REQUIRED WORK:
Reproduce the rows below word for word, starting at the line containing "Decompose this screenshot" and ending at the line containing "legend-card-avg: Avg Cost", leaving out the pictures.

>> Begin DATA FOR THIS TASK

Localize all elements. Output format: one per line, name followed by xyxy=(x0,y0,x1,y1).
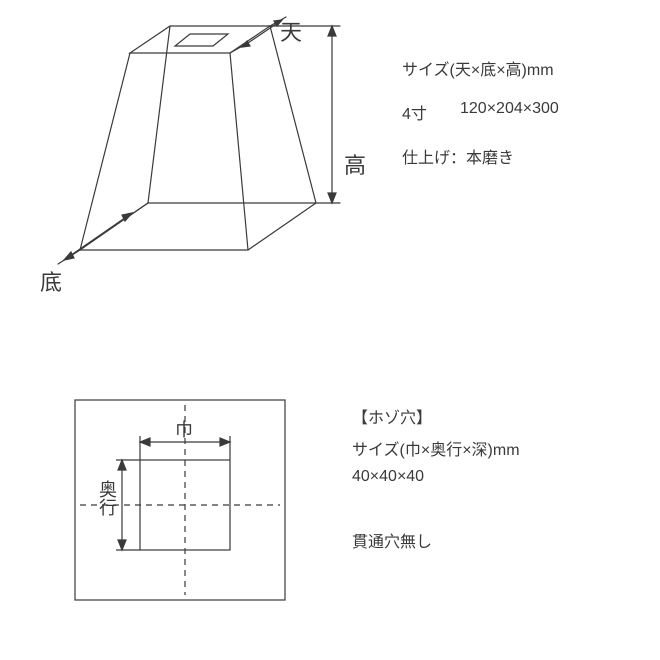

>> End DATA FOR THIS TASK
>> Begin DATA FOR THIS TASK

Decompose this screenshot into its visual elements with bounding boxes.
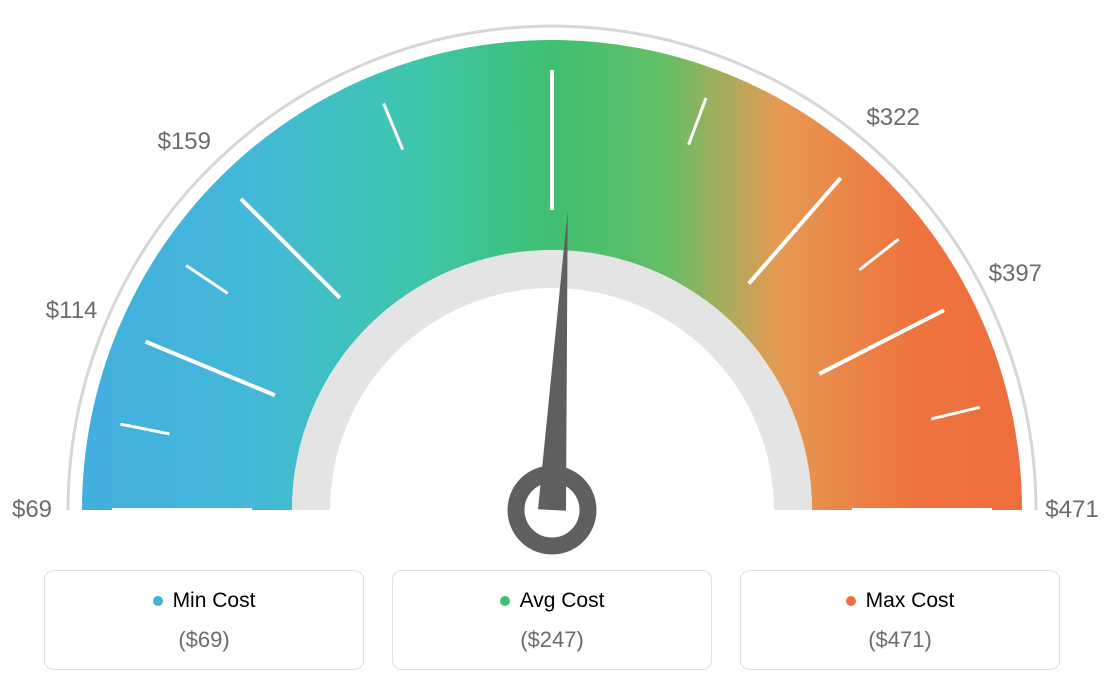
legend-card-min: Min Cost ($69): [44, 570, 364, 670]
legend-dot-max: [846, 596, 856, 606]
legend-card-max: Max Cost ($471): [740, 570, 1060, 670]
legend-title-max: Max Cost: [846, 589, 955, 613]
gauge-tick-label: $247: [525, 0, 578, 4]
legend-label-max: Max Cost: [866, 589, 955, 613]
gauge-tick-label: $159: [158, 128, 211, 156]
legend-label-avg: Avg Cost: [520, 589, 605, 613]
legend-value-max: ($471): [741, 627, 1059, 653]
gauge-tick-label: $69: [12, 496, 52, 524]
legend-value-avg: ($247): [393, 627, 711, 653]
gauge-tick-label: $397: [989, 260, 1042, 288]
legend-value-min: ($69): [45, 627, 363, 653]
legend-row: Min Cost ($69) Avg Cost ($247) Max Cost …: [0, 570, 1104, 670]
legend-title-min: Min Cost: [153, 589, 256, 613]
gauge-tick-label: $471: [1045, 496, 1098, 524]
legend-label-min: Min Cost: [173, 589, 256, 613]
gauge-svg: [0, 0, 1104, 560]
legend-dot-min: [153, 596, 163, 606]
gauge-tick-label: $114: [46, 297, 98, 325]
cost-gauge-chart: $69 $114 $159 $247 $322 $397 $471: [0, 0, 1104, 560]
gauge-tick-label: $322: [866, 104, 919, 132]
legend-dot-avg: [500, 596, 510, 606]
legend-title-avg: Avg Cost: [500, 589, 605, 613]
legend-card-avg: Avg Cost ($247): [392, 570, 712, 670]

>> End DATA FOR THIS TASK
>> Begin DATA FOR THIS TASK

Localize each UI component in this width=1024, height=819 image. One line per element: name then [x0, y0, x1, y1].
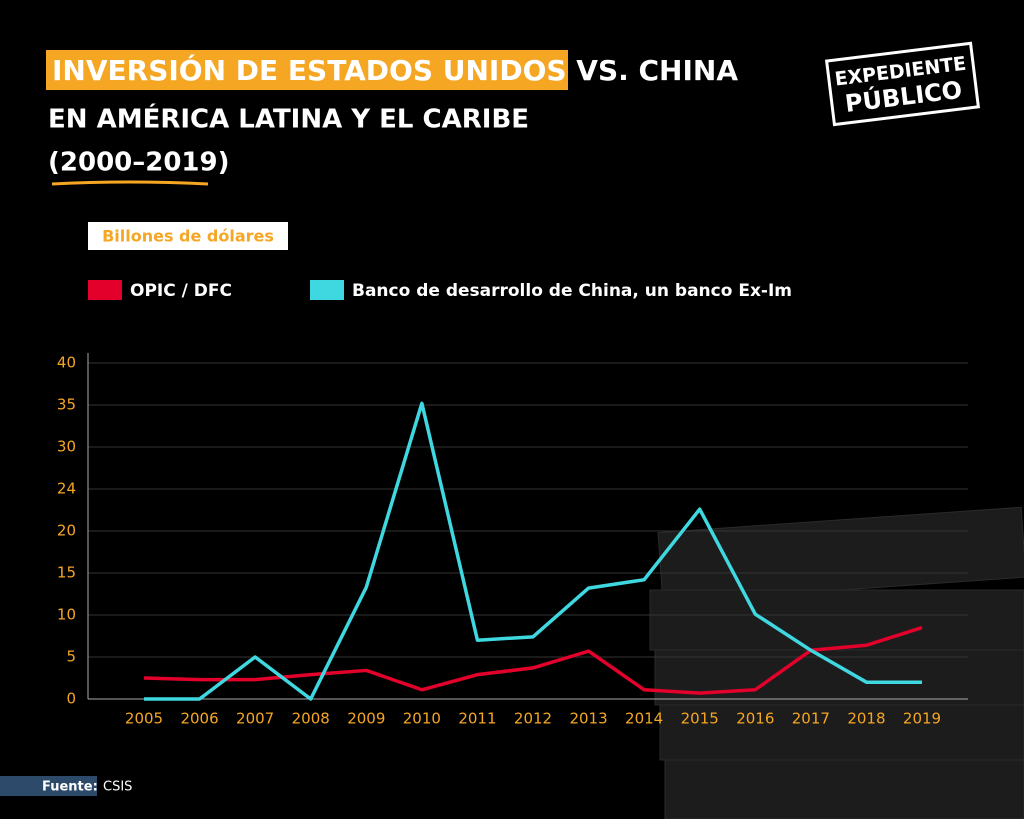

>> End DATA FOR THIS TASK

TASK OUTPUT:
Decompose this screenshot into its visual elements with bounding boxes.
legend-card-min: Min Cost ($69): [44, 570, 364, 670]
legend-dot-max: [846, 596, 856, 606]
legend-card-max: Max Cost ($471): [740, 570, 1060, 670]
legend-title-max: Max Cost: [846, 589, 955, 613]
gauge-tick-label: $247: [525, 0, 578, 4]
legend-label-max: Max Cost: [866, 589, 955, 613]
gauge-tick-label: $159: [158, 128, 211, 156]
legend-label-avg: Avg Cost: [520, 589, 605, 613]
legend-value-max: ($471): [741, 627, 1059, 653]
gauge-tick-label: $69: [12, 496, 52, 524]
legend-value-avg: ($247): [393, 627, 711, 653]
gauge-tick-label: $397: [989, 260, 1042, 288]
legend-value-min: ($69): [45, 627, 363, 653]
legend-row: Min Cost ($69) Avg Cost ($247) Max Cost …: [0, 570, 1104, 670]
legend-title-min: Min Cost: [153, 589, 256, 613]
gauge-tick-label: $471: [1045, 496, 1098, 524]
legend-label-min: Min Cost: [173, 589, 256, 613]
gauge-svg: [0, 0, 1104, 560]
legend-dot-min: [153, 596, 163, 606]
gauge-tick-label: $114: [46, 297, 98, 325]
cost-gauge-chart: $69 $114 $159 $247 $322 $397 $471: [0, 0, 1104, 560]
gauge-tick-label: $322: [866, 104, 919, 132]
legend-dot-avg: [500, 596, 510, 606]
legend-title-avg: Avg Cost: [500, 589, 605, 613]
legend-card-avg: Avg Cost ($247): [392, 570, 712, 670]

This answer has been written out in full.